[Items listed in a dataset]
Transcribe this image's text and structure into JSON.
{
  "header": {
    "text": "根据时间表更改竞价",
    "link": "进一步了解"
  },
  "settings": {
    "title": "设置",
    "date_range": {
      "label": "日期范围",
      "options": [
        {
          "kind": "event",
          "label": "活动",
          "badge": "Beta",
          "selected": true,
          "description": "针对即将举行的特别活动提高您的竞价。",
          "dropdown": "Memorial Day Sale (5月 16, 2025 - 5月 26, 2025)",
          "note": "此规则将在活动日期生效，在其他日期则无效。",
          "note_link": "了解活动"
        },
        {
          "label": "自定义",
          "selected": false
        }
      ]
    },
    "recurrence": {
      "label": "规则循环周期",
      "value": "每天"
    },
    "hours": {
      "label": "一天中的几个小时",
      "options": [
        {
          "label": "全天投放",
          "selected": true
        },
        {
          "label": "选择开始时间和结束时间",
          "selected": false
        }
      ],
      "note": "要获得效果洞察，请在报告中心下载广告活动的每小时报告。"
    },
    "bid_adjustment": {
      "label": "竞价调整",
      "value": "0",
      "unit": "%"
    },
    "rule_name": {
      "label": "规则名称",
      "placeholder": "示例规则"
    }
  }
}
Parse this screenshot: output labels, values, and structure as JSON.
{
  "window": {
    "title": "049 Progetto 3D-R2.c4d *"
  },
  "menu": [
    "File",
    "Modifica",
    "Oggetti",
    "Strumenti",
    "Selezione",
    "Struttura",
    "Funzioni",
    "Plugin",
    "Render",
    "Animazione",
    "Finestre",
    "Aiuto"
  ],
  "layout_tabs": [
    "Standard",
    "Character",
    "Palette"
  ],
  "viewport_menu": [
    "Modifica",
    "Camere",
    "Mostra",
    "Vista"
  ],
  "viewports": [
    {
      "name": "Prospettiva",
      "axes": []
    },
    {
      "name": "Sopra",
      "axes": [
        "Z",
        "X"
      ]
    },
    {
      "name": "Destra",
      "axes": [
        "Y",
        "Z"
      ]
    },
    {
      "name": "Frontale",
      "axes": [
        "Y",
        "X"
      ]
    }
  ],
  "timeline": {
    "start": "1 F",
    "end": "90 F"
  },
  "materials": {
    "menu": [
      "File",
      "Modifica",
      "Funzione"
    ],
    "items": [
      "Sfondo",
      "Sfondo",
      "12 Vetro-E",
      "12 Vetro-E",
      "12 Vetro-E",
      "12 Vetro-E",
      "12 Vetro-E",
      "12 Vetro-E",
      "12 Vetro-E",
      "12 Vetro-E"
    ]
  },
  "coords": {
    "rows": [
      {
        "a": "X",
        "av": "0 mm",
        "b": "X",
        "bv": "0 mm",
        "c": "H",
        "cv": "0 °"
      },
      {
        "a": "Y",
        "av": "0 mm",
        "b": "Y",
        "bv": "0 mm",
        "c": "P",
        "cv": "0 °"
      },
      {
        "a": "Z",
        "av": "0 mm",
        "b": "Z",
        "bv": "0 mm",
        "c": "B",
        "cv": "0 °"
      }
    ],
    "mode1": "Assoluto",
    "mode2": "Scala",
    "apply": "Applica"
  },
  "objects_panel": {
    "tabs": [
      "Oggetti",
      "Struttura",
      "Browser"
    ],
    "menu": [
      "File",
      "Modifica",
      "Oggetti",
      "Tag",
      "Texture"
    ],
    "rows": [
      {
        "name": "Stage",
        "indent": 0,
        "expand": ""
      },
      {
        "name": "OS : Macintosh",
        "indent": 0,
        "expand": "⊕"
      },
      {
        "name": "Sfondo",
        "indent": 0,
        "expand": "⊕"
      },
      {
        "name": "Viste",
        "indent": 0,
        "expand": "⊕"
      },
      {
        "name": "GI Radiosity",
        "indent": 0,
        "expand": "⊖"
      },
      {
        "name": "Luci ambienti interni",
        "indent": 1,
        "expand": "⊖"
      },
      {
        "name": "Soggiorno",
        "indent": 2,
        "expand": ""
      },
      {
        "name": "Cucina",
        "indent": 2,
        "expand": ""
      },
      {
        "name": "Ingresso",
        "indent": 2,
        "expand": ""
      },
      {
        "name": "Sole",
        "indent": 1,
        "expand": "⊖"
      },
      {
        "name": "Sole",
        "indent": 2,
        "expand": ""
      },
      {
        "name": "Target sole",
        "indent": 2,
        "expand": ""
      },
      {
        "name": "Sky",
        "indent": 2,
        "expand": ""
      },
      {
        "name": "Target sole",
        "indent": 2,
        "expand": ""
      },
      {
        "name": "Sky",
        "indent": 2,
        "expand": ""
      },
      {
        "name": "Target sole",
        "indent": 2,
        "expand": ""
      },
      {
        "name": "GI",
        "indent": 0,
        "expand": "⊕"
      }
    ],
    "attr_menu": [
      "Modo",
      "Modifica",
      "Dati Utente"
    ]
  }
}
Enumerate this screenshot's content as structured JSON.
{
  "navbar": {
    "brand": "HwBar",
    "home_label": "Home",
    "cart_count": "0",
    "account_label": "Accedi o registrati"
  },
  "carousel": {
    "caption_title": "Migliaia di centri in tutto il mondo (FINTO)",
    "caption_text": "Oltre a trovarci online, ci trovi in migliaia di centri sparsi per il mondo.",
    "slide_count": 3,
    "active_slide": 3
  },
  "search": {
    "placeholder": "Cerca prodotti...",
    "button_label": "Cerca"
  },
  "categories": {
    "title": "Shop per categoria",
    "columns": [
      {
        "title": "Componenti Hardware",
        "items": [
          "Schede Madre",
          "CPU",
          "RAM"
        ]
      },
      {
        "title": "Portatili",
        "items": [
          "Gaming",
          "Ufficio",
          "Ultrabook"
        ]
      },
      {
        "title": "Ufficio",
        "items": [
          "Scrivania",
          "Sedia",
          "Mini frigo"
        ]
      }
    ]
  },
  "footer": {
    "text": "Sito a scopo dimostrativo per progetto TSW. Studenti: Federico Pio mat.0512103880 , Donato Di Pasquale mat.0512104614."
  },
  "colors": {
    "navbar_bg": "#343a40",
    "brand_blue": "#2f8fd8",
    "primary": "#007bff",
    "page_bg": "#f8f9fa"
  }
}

- **Aim**
Please list every line of the records that contains "placeholder".

- **Expected answer**
      "placeholder": "示例规则"
    "placeholder": "Cerca prodotti...",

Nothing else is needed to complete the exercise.